Description of the task
Where a line holds the word "from", copy that line.
— BEGIN Available data —
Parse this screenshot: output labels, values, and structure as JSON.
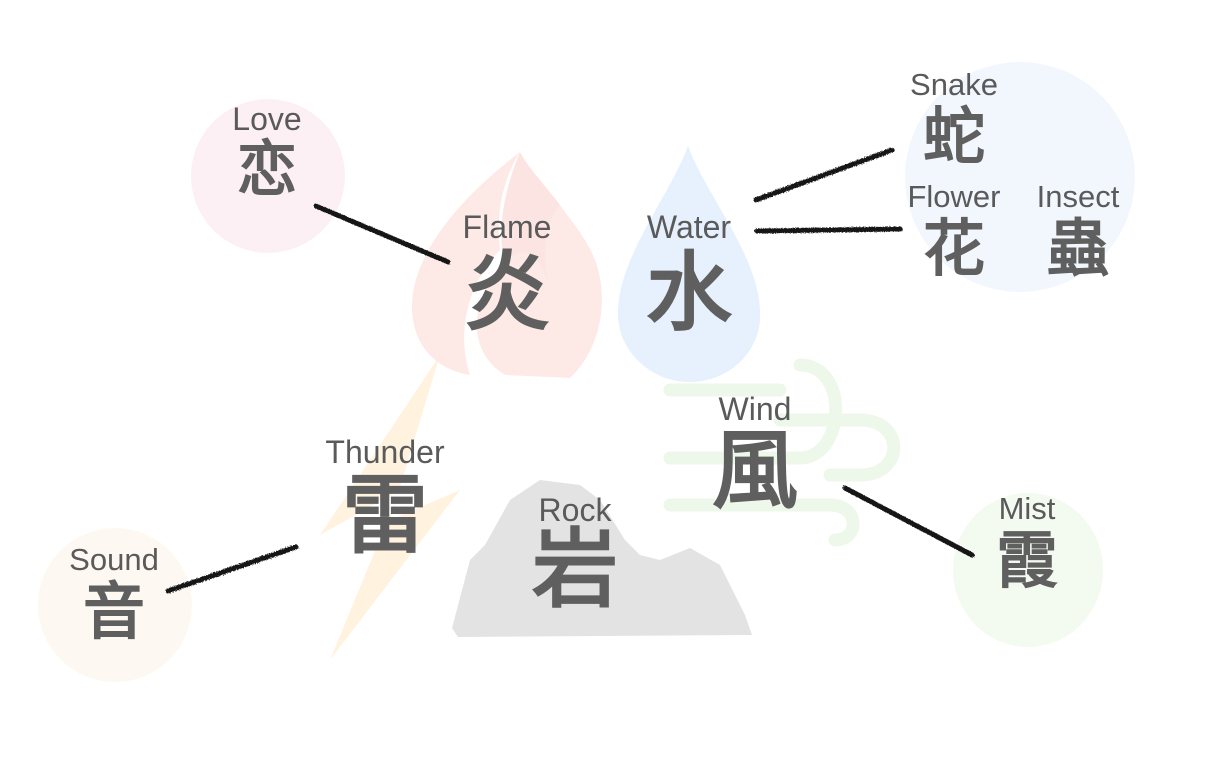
{
  "diagram": {
    "type": "kanji-concept-map",
    "colors": {
      "text": "#5f5f5f",
      "stroke": "#111111",
      "flame_bg": "#fde9e6",
      "water_bg": "#e6f1fd",
      "thunder_bg": "#fff3e0",
      "rock_bg": "#e3e3e3",
      "wind_bg": "#eef8ea",
      "love_bg": "#fdf0f5",
      "snake_group_bg": "#f2f7fe",
      "sound_bg": "#fdf8f1",
      "mist_bg": "#f3faf0"
    },
    "nodes": {
      "love": {
        "label": "Love",
        "kanji": "恋"
      },
      "flame": {
        "label": "Flame",
        "kanji": "炎"
      },
      "water": {
        "label": "Water",
        "kanji": "水"
      },
      "snake": {
        "label": "Snake",
        "kanji": "蛇"
      },
      "flower": {
        "label": "Flower",
        "kanji": "花"
      },
      "insect": {
        "label": "Insect",
        "kanji": "蟲"
      },
      "thunder": {
        "label": "Thunder",
        "kanji": "雷"
      },
      "sound": {
        "label": "Sound",
        "kanji": "音"
      },
      "rock": {
        "label": "Rock",
        "kanji": "岩"
      },
      "wind": {
        "label": "Wind",
        "kanji": "風"
      },
      "mist": {
        "label": "Mist",
        "kanji": "霞"
      }
    },
    "edges": [
      {
        "from": "love",
        "to": "flame"
      },
      {
        "from": "water",
        "to": "snake"
      },
      {
        "from": "water",
        "to": "flower"
      },
      {
        "from": "sound",
        "to": "thunder"
      },
      {
        "from": "wind",
        "to": "mist"
      }
    ]
  }
}
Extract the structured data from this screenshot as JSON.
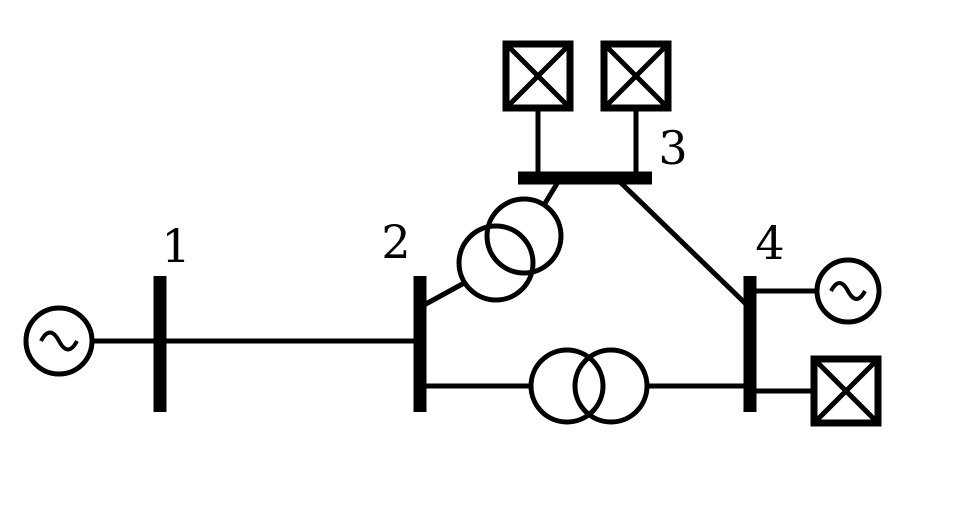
{
  "figure": {
    "background_color": "#ffffff",
    "line_color": "#000000"
  },
  "buses": [
    {
      "name": "bus-1",
      "label": "1"
    },
    {
      "name": "bus-2",
      "label": "2"
    },
    {
      "name": "bus-3",
      "label": "3"
    },
    {
      "name": "bus-4",
      "label": "4"
    }
  ],
  "components": {
    "generators": [
      "generator-at-bus-1",
      "generator-at-bus-4"
    ],
    "loads": [
      "load-a-at-bus-3",
      "load-b-at-bus-3",
      "load-at-bus-4"
    ],
    "transformers": [
      "transformer-bus2-bus3",
      "transformer-bus2-bus4"
    ],
    "transmission_lines": [
      "line-bus1-bus2",
      "line-bus3-bus4"
    ]
  }
}
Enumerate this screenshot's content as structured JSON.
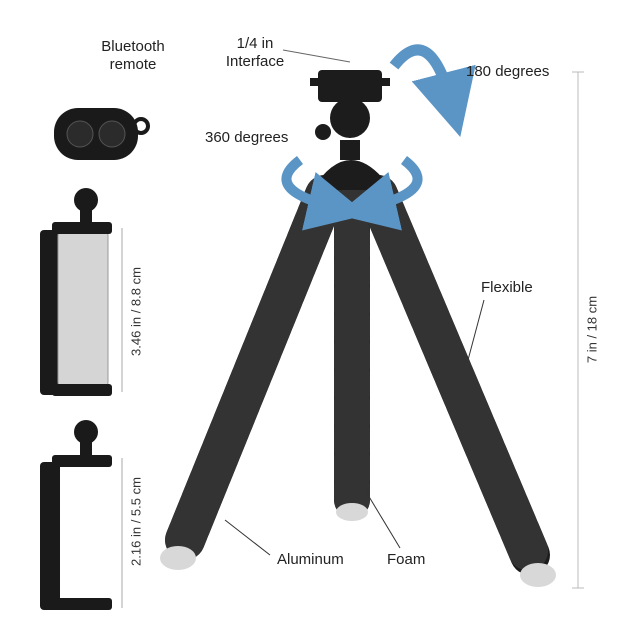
{
  "labels": {
    "remote_line1": "Bluetooth",
    "remote_line2": "remote",
    "interface_line1": "1/4 in",
    "interface_line2": "Interface",
    "tilt": "180 degrees",
    "rotate": "360 degrees",
    "flexible": "Flexible",
    "aluminum": "Aluminum",
    "foam": "Foam"
  },
  "dimensions": {
    "holder_large": "3.46 in / 8.8 cm",
    "holder_small": "2.16 in / 5.5 cm",
    "tripod_height": "7 in / 18 cm"
  },
  "colors": {
    "arrow": "#5b95c6",
    "product": "#1c1c1c",
    "foot": "#d8d8d8"
  }
}
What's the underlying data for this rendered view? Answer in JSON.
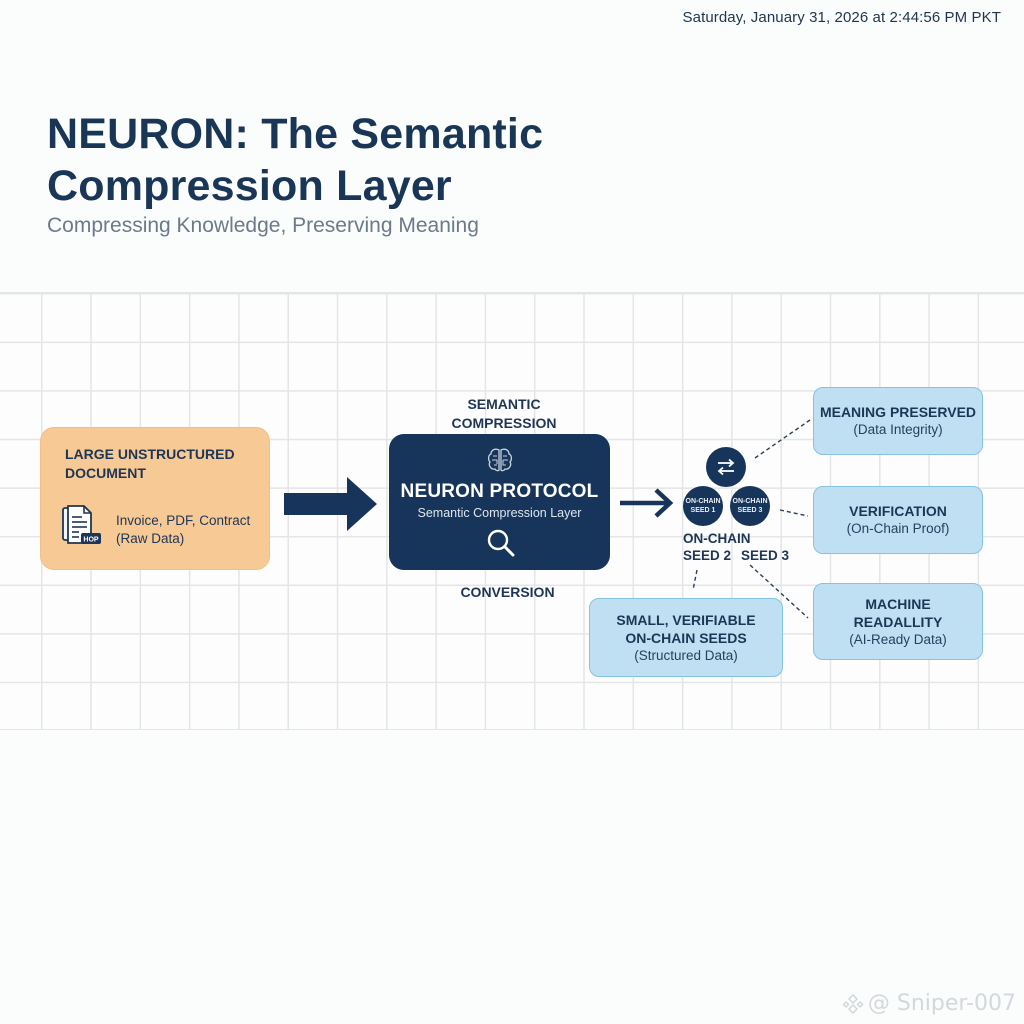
{
  "header": {
    "timestamp": "Saturday, January 31, 2026 at 2:44:56 PM PKT",
    "title_line1": "NEURON: The Semantic",
    "title_line2": "Compression Layer",
    "subtitle": "Compressing Knowledge, Preserving Meaning"
  },
  "diagram": {
    "input": {
      "title_line1": "LARGE UNSTRUCTURED",
      "title_line2": "DOCUMENT",
      "icon": "document-icon",
      "icon_tag": "HOP",
      "desc_line1": "Invoice, PDF, Contract",
      "desc_line2": "(Raw Data)"
    },
    "processor": {
      "label_top_line1": "SEMANTIC",
      "label_top_line2": "COMPRESSION",
      "title": "NEURON PROTOCOL",
      "subtitle": "Semantic Compression Layer",
      "icons": [
        "brain-icon",
        "magnifier-icon"
      ],
      "label_bottom": "CONVERSION"
    },
    "seeds": {
      "swap_icon": "swap-arrows-icon",
      "seed1_line1": "ON-CHAIN",
      "seed1_line2": "SEED 1",
      "seed2_line1": "ON-CHAIN",
      "seed2_line2": "SEED 3",
      "label_line1": "ON-CHAIN",
      "label_seed2": "SEED 2",
      "label_seed3": "SEED 3"
    },
    "outputs": [
      {
        "title": "MEANING PRESERVED",
        "sub": "(Data Integrity)"
      },
      {
        "title": "VERIFICATION",
        "sub": "(On-Chain Proof)"
      },
      {
        "title_line1": "MACHINE",
        "title_line2": "READALLITY",
        "sub": "(AI-Ready Data)"
      },
      {
        "title_line1": "SMALL, VERIFIABLE",
        "title_line2": "ON-CHAIN SEEDS",
        "sub": "(Structured Data)"
      }
    ],
    "colors": {
      "navy": "#17355a",
      "input_fill": "#f6c995",
      "output_fill": "#bfe0f2",
      "output_border": "#86c3e2"
    }
  },
  "watermark": {
    "text": "@ Sniper-007"
  }
}
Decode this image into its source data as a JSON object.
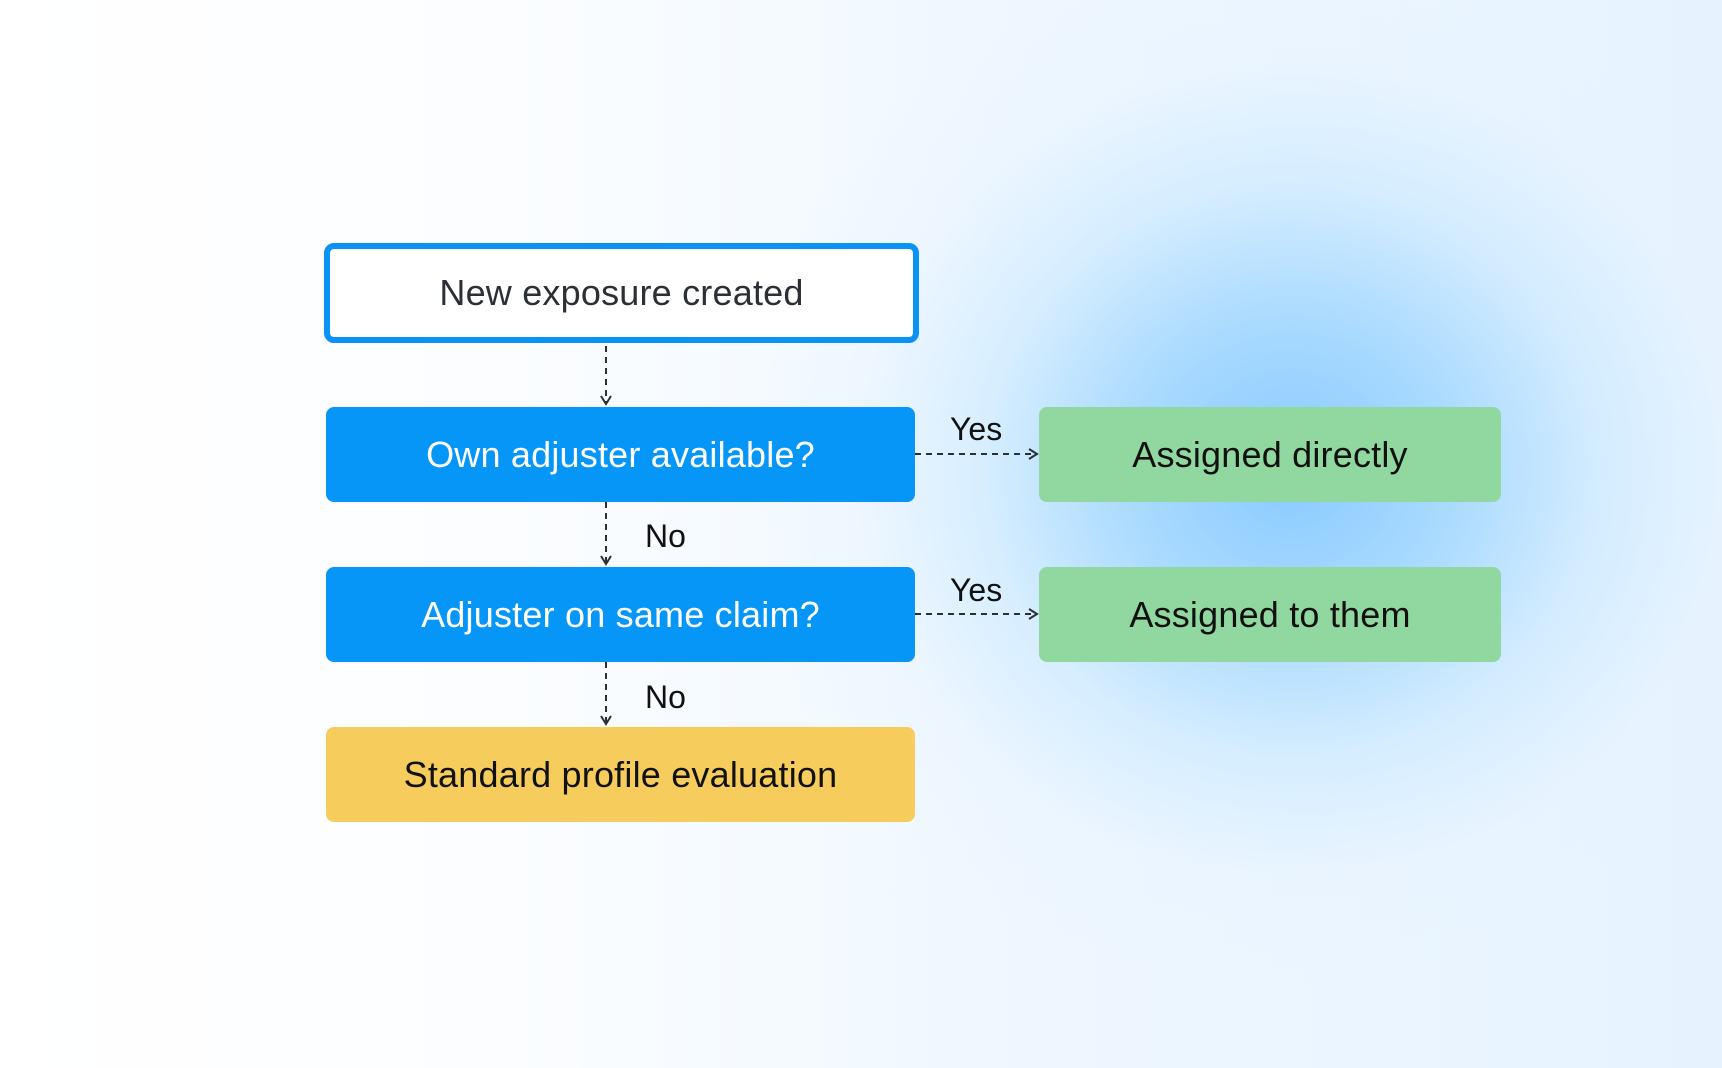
— END Available data —
Task solution
        "from": "love",
        "from": "water",
        "from": "water",
        "from": "sound",
        "from": "wind",
Extract the structured data from this screenshot as JSON.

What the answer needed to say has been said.